**JOB 1:** Render the entries, from the first one through the line that contains "The exhaust gas", inclusive, as a Markdown table with the columns Number and Line. Skip any blank lines.

**READING TEXT:**

With that said, Microsoft's many patents for a smartphone-like device are adding a series of new features to a future Surface device with a dual display that could easily distinguish itself from Apple's iPhone so as to avoid being slapped with a copycat label.
Microsoft's Patent Background
In last week's patent filing, Microsoft notes that mobile devices provide today's user with a variety of different functionalities, and in many instances allow the user to directly interact with objects displayed via touch-sensitive display devices. Devices having multiple display surfaces connected by a hinge, however, introduce complexities that are typically not resolved using conventional gesture input modalities. Such a device can include two portions of the device that each includes a display screen and which are connected by a physical hinge that can be manipulated by the user. In the context of a book or journal, for example, a user can view two pages in a way that resembles a paper book or a note book.
In an example, the user can use the hinged device to generate content, such as notes, journal entries, documents, and so on. Some users can generate volumes of content, such as by creating daily journal entries over many years. Some users may not organize their created content, and thus finding specific content within their created content can be challenging and time consuming. This can detract from user enjoyment and lead to user frustration when using these types of devices. This is what Microsoft's patent addresses.
Navigational Aid for Dual Display Device
Microsoft's invention relates to techniques for a navigational aid that is to be used with a hinged dual display device via semantic abstraction. Generally, the techniques described improve a user experience when the user is navigating through content, such as user-generated content in an electronic document.
Microsoft describes techniques for navigational aid for a hinged device via semantic abstraction designed to improve a user experience when the user is navigating through content, such as user-generated content in an electronic document.
In implementations, abstracted content includes abstracted pages wherein each represents a different section of the authored content. When a user scans through an electronic document, rather than scanning page by page, the user will instead be able to navigate through displays of the abstracted pages.
In addition, a hinge between different displays can be used as an input mechanism to control a speed of navigating through the abstracted pages to allow a user to more easily locate specific sections of the authored content.
Microsoft's patent FIG. 1 below is an illustration of an environment in an example implementation that is operable to employ the techniques described in their patent applications; FIG. 2 depicts an example implementation of a navigational aid module from FIG. 1 in more detail.
In Microsoft's patent FIG. 3 below we're able to see an example implementation scenario for navigational aids for a hinged device via semantic abstraction; FIG. 4 depicts an example implementation scenario for an example user interface displaying navigational instrumentalities based on navigational aids for a hinged device via semantic abstraction.
Microsoft notes in their filing that the device of FIG. 1 could be a mobile phone, a tablet computer, a wearable device or a handheld gaming device.
The applications #120 represent a web browser, web platform, or other application that can be leveraged to browse websites over a network.
The communication module #122 is representative of functionality for enabling the client device of FIG. 1 to communicate over wired and/or wireless connections.
The input signal #230 of FIG. 2 can be detected from a variety of different input mechanisms, such as a touch input or a stylus input to the touch surface or the touch surface of the client device, a press of a hardware button, a bend in the hinge #108 of the client device, a voice command via an audio sensor, or any combination of input mechanisms.

**INPUT FOR THIS TASK:**

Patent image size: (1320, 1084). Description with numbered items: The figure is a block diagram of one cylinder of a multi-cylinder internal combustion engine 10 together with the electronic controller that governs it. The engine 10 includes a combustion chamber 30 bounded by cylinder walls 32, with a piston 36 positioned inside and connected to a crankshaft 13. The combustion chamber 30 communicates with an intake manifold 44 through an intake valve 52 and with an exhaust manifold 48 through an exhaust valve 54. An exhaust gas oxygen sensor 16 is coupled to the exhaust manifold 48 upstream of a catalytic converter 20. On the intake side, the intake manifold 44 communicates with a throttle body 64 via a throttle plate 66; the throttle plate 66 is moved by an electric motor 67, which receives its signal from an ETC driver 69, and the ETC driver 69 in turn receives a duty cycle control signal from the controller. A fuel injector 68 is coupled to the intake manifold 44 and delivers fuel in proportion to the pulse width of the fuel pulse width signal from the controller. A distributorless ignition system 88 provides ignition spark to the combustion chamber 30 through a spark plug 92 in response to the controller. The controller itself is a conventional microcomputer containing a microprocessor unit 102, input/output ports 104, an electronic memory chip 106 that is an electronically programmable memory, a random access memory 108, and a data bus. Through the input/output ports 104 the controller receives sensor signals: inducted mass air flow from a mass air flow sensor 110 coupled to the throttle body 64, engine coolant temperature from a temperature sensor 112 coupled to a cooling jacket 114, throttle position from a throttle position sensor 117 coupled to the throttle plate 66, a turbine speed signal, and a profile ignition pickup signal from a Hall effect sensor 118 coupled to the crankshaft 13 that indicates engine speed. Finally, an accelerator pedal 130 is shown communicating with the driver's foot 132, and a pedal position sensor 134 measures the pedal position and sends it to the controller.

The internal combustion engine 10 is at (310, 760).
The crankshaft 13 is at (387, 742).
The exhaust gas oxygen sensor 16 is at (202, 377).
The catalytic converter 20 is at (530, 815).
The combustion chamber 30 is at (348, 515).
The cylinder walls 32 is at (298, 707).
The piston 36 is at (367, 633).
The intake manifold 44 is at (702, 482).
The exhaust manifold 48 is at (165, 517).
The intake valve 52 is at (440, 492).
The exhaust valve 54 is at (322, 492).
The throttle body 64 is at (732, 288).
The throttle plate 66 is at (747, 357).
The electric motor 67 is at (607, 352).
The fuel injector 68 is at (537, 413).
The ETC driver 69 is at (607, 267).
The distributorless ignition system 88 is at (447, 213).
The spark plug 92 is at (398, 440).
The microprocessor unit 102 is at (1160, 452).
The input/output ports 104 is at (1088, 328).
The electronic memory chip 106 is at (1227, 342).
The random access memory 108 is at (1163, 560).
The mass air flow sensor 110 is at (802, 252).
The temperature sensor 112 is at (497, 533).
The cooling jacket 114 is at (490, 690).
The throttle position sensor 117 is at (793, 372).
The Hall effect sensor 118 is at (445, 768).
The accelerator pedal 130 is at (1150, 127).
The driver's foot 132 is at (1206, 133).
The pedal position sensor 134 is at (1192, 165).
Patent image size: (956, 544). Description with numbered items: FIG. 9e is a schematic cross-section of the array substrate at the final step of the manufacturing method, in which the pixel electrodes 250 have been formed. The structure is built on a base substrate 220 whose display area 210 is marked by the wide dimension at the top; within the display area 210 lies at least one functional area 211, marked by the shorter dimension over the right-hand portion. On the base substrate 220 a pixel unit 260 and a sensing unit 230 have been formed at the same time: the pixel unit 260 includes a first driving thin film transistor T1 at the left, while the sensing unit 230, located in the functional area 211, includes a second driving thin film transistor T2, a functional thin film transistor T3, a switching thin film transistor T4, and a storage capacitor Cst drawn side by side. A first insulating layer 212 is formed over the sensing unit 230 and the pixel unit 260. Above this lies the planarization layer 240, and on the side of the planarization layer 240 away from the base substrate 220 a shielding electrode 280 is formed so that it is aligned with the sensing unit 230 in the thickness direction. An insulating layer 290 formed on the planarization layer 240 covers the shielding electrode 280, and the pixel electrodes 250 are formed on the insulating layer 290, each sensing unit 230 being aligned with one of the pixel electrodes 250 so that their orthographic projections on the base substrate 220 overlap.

**JOB 2:** Retype the passage on Microsoft's dual display patent between "In addition, a" and "hinged device via semantic abstraction.", inclusive, with no changes.

**ANSWER 1:**
| Number | Line |
|---|---|
| 1 | Patent image size: (1320, 1084). Description with numbered items: The figure is a block diagram of one cylinder of a multi-cylinder internal combustion engine 10 together with the electronic controller that governs it. The engine 10 includes a combustion chamber 30 bounded by cylinder walls 32, with a piston 36 positioned inside and connected to a crankshaft 13. The combustion chamber 30 communicates with an intake manifold 44 through an intake valve 52 and with an exhaust manifold 48 through an exhaust valve 54. An exhaust gas oxygen sensor 16 is coupled to the exhaust manifold 48 upstream of a catalytic converter 20. On the intake side, the intake manifold 44 communicates with a throttle body 64 via a throttle plate 66; the throttle plate 66 is moved by an electric motor 67, which receives its signal from an ETC driver 69, and the ETC driver 69 in turn receives a duty cycle control signal from the controller. A fuel injector 68 is coupled to the intake manifold 44 and delivers fuel in proportion to the pulse width of the fuel pulse width signal from the controller. A distributorless ignition system 88 provides ignition spark to the combustion chamber 30 through a spark plug 92 in response to the controller. The controller itself is a conventional microcomputer containing a microprocessor unit 102, input/output ports 104, an electronic memory chip 106 that is an electronically programmable memory, a random access memory 108, and a data bus. Through the input/output ports 104 the controller receives sensor signals: inducted mass air flow from a mass air flow sensor 110 coupled to the throttle body 64, engine coolant temperature from a temperature sensor 112 coupled to a cooling jacket 114, throttle position from a throttle position sensor 117 coupled to the throttle plate 66, a turbine speed signal, and a profile ignition pickup signal from a Hall effect sensor 118 coupled to the crankshaft 13 that indicates engine speed. Finally, an accelerator pedal 130 is shown communicating with the driver's foot 132, and a pedal position sensor 134 measures the pedal position and sends it to the controller. |
| 2 | The internal combustion engine 10 is at (310, 760). |
| 3 | The crankshaft 13 is at (387, 742). |
| 4 | The exhaust gas oxygen sensor 16 is at (202, 377). |

**ANSWER 2:**
In addition, a hinge between different displays can be used as an input mechanism to control a speed of navigating through the abstracted pages to allow a user to more easily locate specific sections of the authored content.
Microsoft's patent FIG. 1 below is an illustration of an environment in an example implementation that is operable to employ the techniques described in their patent applications; FIG. 2 depicts an example implementation of a navigational aid module from FIG. 1 in more detail.
In Microsoft's patent FIG. 3 below we're able to see an example implementation scenario for navigational aids for a hinged device via semantic abstraction; FIG. 4 depicts an example implementation scenario for an example user interface displaying navigational instrumentalities based on navigational aids for a hinged device via semantic abstraction.